AIM:
Reproduce the material in full, exactly as written.

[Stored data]

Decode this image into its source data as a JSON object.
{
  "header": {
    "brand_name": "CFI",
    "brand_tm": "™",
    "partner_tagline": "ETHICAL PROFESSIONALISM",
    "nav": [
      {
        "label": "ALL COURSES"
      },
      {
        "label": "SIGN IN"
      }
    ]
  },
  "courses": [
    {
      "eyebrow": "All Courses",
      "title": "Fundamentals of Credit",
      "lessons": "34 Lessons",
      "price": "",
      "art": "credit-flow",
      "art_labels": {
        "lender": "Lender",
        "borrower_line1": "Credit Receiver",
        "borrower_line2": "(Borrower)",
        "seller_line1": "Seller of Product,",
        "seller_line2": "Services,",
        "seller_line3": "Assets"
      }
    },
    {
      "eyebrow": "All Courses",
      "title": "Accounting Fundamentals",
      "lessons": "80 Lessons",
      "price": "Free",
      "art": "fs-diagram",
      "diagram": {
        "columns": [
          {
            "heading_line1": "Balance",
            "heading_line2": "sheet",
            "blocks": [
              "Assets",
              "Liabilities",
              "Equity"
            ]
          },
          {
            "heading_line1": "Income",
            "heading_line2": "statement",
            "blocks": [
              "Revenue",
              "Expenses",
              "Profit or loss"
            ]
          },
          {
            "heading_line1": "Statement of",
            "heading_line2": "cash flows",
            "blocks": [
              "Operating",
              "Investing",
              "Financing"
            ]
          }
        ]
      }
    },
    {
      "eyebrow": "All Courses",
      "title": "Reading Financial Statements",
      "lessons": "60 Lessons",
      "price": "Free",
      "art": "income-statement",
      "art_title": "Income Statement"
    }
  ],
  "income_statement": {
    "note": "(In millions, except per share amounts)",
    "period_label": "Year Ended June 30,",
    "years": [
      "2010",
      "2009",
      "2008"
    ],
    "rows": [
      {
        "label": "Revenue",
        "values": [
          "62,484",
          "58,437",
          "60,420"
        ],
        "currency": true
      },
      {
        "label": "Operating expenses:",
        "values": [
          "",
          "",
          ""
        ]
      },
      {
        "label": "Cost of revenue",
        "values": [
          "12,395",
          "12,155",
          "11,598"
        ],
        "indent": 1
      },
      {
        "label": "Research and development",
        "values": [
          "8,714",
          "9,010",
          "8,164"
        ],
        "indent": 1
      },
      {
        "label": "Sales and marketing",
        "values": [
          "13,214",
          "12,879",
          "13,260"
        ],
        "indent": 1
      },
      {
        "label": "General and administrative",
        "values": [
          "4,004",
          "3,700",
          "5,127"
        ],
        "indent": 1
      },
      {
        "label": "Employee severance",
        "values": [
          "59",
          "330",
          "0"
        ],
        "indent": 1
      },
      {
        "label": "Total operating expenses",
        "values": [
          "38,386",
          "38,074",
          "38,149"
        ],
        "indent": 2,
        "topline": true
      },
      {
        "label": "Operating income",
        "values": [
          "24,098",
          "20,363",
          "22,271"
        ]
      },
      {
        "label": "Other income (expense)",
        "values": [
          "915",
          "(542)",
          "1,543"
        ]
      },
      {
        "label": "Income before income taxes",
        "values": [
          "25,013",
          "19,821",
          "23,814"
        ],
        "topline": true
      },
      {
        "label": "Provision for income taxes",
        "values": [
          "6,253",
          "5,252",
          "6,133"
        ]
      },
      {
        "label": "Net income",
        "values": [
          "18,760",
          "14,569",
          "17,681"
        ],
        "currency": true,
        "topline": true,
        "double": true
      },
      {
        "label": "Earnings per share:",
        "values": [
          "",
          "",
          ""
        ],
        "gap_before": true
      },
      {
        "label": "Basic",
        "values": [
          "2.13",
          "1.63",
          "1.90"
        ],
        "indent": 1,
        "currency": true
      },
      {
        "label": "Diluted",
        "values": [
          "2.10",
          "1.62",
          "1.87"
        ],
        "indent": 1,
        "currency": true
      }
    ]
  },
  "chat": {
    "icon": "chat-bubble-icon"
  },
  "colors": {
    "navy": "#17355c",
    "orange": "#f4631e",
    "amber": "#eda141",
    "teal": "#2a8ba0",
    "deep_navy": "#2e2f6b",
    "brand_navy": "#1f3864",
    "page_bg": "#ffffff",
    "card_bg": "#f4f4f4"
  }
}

RESPONSE:
Decode this image into its source data as a JSON object.
{
  "header": {
    "brand_name": "CFI",
    "brand_tm": "™",
    "partner_tagline": "ETHICAL PROFESSIONALISM",
    "nav": [
      {
        "label": "ALL COURSES"
      },
      {
        "label": "SIGN IN"
      }
    ]
  },
  "courses": [
    {
      "eyebrow": "All Courses",
      "title": "Fundamentals of Credit",
      "lessons": "34 Lessons",
      "price": "",
      "art": "credit-flow",
      "art_labels": {
        "lender": "Lender",
        "borrower_line1": "Credit Receiver",
        "borrower_line2": "(Borrower)",
        "seller_line1": "Seller of Product,",
        "seller_line2": "Services,",
        "seller_line3": "Assets"
      }
    },
    {
      "eyebrow": "All Courses",
      "title": "Accounting Fundamentals",
      "lessons": "80 Lessons",
      "price": "Free",
      "art": "fs-diagram",
      "diagram": {
        "columns": [
          {
            "heading_line1": "Balance",
            "heading_line2": "sheet",
            "blocks": [
              "Assets",
              "Liabilities",
              "Equity"
            ]
          },
          {
            "heading_line1": "Income",
            "heading_line2": "statement",
            "blocks": [
              "Revenue",
              "Expenses",
              "Profit or loss"
            ]
          },
          {
            "heading_line1": "Statement of",
            "heading_line2": "cash flows",
            "blocks": [
              "Operating",
              "Investing",
              "Financing"
            ]
          }
        ]
      }
    },
    {
      "eyebrow": "All Courses",
      "title": "Reading Financial Statements",
      "lessons": "60 Lessons",
      "price": "Free",
      "art": "income-statement",
      "art_title": "Income Statement"
    }
  ],
  "income_statement": {
    "note": "(In millions, except per share amounts)",
    "period_label": "Year Ended June 30,",
    "years": [
      "2010",
      "2009",
      "2008"
    ],
    "rows": [
      {
        "label": "Revenue",
        "values": [
          "62,484",
          "58,437",
          "60,420"
        ],
        "currency": true
      },
      {
        "label": "Operating expenses:",
        "values": [
          "",
          "",
          ""
        ]
      },
      {
        "label": "Cost of revenue",
        "values": [
          "12,395",
          "12,155",
          "11,598"
        ],
        "indent": 1
      },
      {
        "label": "Research and development",
        "values": [
          "8,714",
          "9,010",
          "8,164"
        ],
        "indent": 1
      },
      {
        "label": "Sales and marketing",
        "values": [
          "13,214",
          "12,879",
          "13,260"
        ],
        "indent": 1
      },
      {
        "label": "General and administrative",
        "values": [
          "4,004",
          "3,700",
          "5,127"
        ],
        "indent": 1
      },
      {
        "label": "Employee severance",
        "values": [
          "59",
          "330",
          "0"
        ],
        "indent": 1
      },
      {
        "label": "Total operating expenses",
        "values": [
          "38,386",
          "38,074",
          "38,149"
        ],
        "indent": 2,
        "topline": true
      },
      {
        "label": "Operating income",
        "values": [
          "24,098",
          "20,363",
          "22,271"
        ]
      },
      {
        "label": "Other income (expense)",
        "values": [
          "915",
          "(542)",
          "1,543"
        ]
      },
      {
        "label": "Income before income taxes",
        "values": [
          "25,013",
          "19,821",
          "23,814"
        ],
        "topline": true
      },
      {
        "label": "Provision for income taxes",
        "values": [
          "6,253",
          "5,252",
          "6,133"
        ]
      },
      {
        "label": "Net income",
        "values": [
          "18,760",
          "14,569",
          "17,681"
        ],
        "currency": true,
        "topline": true,
        "double": true
      },
      {
        "label": "Earnings per share:",
        "values": [
          "",
          "",
          ""
        ],
        "gap_before": true
      },
      {
        "label": "Basic",
        "values": [
          "2.13",
          "1.63",
          "1.90"
        ],
        "indent": 1,
        "currency": true
      },
      {
        "label": "Diluted",
        "values": [
          "2.10",
          "1.62",
          "1.87"
        ],
        "indent": 1,
        "currency": true
      }
    ]
  },
  "chat": {
    "icon": "chat-bubble-icon"
  },
  "colors": {
    "navy": "#17355c",
    "orange": "#f4631e",
    "amber": "#eda141",
    "teal": "#2a8ba0",
    "deep_navy": "#2e2f6b",
    "brand_navy": "#1f3864",
    "page_bg": "#ffffff",
    "card_bg": "#f4f4f4"
  }
}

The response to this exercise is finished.